→ Written exercise
Copy all of the records below verbatim.

Raw records
-- -- --

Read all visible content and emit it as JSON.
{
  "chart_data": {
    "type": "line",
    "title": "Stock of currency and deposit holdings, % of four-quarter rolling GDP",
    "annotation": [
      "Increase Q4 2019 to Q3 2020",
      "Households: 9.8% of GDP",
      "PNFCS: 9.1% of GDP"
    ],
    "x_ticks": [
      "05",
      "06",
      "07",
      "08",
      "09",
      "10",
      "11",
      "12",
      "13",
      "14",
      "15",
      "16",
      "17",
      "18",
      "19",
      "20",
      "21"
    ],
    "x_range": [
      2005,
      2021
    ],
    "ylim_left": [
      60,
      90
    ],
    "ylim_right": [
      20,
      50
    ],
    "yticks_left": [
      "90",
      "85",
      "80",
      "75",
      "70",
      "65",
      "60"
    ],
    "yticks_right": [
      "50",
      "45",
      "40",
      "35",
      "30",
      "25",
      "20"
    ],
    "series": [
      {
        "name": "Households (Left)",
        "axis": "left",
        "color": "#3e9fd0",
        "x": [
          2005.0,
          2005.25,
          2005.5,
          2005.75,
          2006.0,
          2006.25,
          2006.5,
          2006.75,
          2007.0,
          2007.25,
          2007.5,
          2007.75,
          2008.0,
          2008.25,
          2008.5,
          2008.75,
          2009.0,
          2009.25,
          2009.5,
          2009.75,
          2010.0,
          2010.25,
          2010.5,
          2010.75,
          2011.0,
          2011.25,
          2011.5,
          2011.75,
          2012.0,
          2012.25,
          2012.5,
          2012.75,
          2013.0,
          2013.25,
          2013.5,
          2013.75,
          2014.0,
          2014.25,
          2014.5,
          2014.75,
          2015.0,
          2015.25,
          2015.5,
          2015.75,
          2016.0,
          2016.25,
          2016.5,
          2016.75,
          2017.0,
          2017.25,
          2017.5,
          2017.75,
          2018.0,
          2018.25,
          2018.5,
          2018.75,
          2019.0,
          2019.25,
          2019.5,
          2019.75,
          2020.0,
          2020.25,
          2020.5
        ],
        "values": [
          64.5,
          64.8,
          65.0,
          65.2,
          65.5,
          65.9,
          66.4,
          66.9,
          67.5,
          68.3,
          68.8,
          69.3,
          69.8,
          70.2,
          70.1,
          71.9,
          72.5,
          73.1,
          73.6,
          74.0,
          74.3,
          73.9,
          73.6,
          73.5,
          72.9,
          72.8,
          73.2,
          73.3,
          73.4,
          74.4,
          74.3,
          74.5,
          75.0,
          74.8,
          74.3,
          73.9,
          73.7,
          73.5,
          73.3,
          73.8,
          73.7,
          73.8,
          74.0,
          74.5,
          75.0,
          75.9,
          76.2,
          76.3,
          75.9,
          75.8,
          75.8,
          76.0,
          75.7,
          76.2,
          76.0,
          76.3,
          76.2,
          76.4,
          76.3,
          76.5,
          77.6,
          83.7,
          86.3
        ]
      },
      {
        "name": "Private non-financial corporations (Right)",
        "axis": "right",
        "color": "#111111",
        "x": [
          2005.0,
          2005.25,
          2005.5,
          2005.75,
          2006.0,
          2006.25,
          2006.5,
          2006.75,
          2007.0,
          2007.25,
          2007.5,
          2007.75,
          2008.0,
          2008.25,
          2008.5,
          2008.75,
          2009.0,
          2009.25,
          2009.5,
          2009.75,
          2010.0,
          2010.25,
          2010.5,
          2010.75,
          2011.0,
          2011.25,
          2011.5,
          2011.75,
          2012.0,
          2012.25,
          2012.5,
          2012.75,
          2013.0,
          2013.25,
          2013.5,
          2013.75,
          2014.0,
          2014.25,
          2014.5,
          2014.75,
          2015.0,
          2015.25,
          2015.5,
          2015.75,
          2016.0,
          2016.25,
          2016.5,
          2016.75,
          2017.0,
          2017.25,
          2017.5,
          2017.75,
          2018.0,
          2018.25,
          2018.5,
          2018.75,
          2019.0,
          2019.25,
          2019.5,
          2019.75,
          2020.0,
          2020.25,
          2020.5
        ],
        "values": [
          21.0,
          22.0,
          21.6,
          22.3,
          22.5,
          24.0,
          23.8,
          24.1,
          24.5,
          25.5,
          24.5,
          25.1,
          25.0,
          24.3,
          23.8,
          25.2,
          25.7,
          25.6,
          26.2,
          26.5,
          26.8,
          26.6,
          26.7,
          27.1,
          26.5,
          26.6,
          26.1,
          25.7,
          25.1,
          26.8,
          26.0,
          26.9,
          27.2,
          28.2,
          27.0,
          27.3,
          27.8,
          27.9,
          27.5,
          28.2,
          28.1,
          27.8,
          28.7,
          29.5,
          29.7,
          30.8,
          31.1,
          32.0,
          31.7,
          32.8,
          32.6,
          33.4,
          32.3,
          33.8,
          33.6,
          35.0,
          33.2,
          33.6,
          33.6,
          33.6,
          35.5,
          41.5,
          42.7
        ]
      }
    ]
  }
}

-- -- --

→ Solution to this problem
Read all visible content and emit it as JSON.
{
  "chart_data": {
    "type": "line",
    "title": "Stock of currency and deposit holdings, % of four-quarter rolling GDP",
    "annotation": [
      "Increase Q4 2019 to Q3 2020",
      "Households: 9.8% of GDP",
      "PNFCS: 9.1% of GDP"
    ],
    "x_ticks": [
      "05",
      "06",
      "07",
      "08",
      "09",
      "10",
      "11",
      "12",
      "13",
      "14",
      "15",
      "16",
      "17",
      "18",
      "19",
      "20",
      "21"
    ],
    "x_range": [
      2005,
      2021
    ],
    "ylim_left": [
      60,
      90
    ],
    "ylim_right": [
      20,
      50
    ],
    "yticks_left": [
      "90",
      "85",
      "80",
      "75",
      "70",
      "65",
      "60"
    ],
    "yticks_right": [
      "50",
      "45",
      "40",
      "35",
      "30",
      "25",
      "20"
    ],
    "series": [
      {
        "name": "Households (Left)",
        "axis": "left",
        "color": "#3e9fd0",
        "x": [
          2005.0,
          2005.25,
          2005.5,
          2005.75,
          2006.0,
          2006.25,
          2006.5,
          2006.75,
          2007.0,
          2007.25,
          2007.5,
          2007.75,
          2008.0,
          2008.25,
          2008.5,
          2008.75,
          2009.0,
          2009.25,
          2009.5,
          2009.75,
          2010.0,
          2010.25,
          2010.5,
          2010.75,
          2011.0,
          2011.25,
          2011.5,
          2011.75,
          2012.0,
          2012.25,
          2012.5,
          2012.75,
          2013.0,
          2013.25,
          2013.5,
          2013.75,
          2014.0,
          2014.25,
          2014.5,
          2014.75,
          2015.0,
          2015.25,
          2015.5,
          2015.75,
          2016.0,
          2016.25,
          2016.5,
          2016.75,
          2017.0,
          2017.25,
          2017.5,
          2017.75,
          2018.0,
          2018.25,
          2018.5,
          2018.75,
          2019.0,
          2019.25,
          2019.5,
          2019.75,
          2020.0,
          2020.25,
          2020.5
        ],
        "values": [
          64.5,
          64.8,
          65.0,
          65.2,
          65.5,
          65.9,
          66.4,
          66.9,
          67.5,
          68.3,
          68.8,
          69.3,
          69.8,
          70.2,
          70.1,
          71.9,
          72.5,
          73.1,
          73.6,
          74.0,
          74.3,
          73.9,
          73.6,
          73.5,
          72.9,
          72.8,
          73.2,
          73.3,
          73.4,
          74.4,
          74.3,
          74.5,
          75.0,
          74.8,
          74.3,
          73.9,
          73.7,
          73.5,
          73.3,
          73.8,
          73.7,
          73.8,
          74.0,
          74.5,
          75.0,
          75.9,
          76.2,
          76.3,
          75.9,
          75.8,
          75.8,
          76.0,
          75.7,
          76.2,
          76.0,
          76.3,
          76.2,
          76.4,
          76.3,
          76.5,
          77.6,
          83.7,
          86.3
        ]
      },
      {
        "name": "Private non-financial corporations (Right)",
        "axis": "right",
        "color": "#111111",
        "x": [
          2005.0,
          2005.25,
          2005.5,
          2005.75,
          2006.0,
          2006.25,
          2006.5,
          2006.75,
          2007.0,
          2007.25,
          2007.5,
          2007.75,
          2008.0,
          2008.25,
          2008.5,
          2008.75,
          2009.0,
          2009.25,
          2009.5,
          2009.75,
          2010.0,
          2010.25,
          2010.5,
          2010.75,
          2011.0,
          2011.25,
          2011.5,
          2011.75,
          2012.0,
          2012.25,
          2012.5,
          2012.75,
          2013.0,
          2013.25,
          2013.5,
          2013.75,
          2014.0,
          2014.25,
          2014.5,
          2014.75,
          2015.0,
          2015.25,
          2015.5,
          2015.75,
          2016.0,
          2016.25,
          2016.5,
          2016.75,
          2017.0,
          2017.25,
          2017.5,
          2017.75,
          2018.0,
          2018.25,
          2018.5,
          2018.75,
          2019.0,
          2019.25,
          2019.5,
          2019.75,
          2020.0,
          2020.25,
          2020.5
        ],
        "values": [
          21.0,
          22.0,
          21.6,
          22.3,
          22.5,
          24.0,
          23.8,
          24.1,
          24.5,
          25.5,
          24.5,
          25.1,
          25.0,
          24.3,
          23.8,
          25.2,
          25.7,
          25.6,
          26.2,
          26.5,
          26.8,
          26.6,
          26.7,
          27.1,
          26.5,
          26.6,
          26.1,
          25.7,
          25.1,
          26.8,
          26.0,
          26.9,
          27.2,
          28.2,
          27.0,
          27.3,
          27.8,
          27.9,
          27.5,
          28.2,
          28.1,
          27.8,
          28.7,
          29.5,
          29.7,
          30.8,
          31.1,
          32.0,
          31.7,
          32.8,
          32.6,
          33.4,
          32.3,
          33.8,
          33.6,
          35.0,
          33.2,
          33.6,
          33.6,
          33.6,
          35.5,
          41.5,
          42.7
        ]
      }
    ]
  }
}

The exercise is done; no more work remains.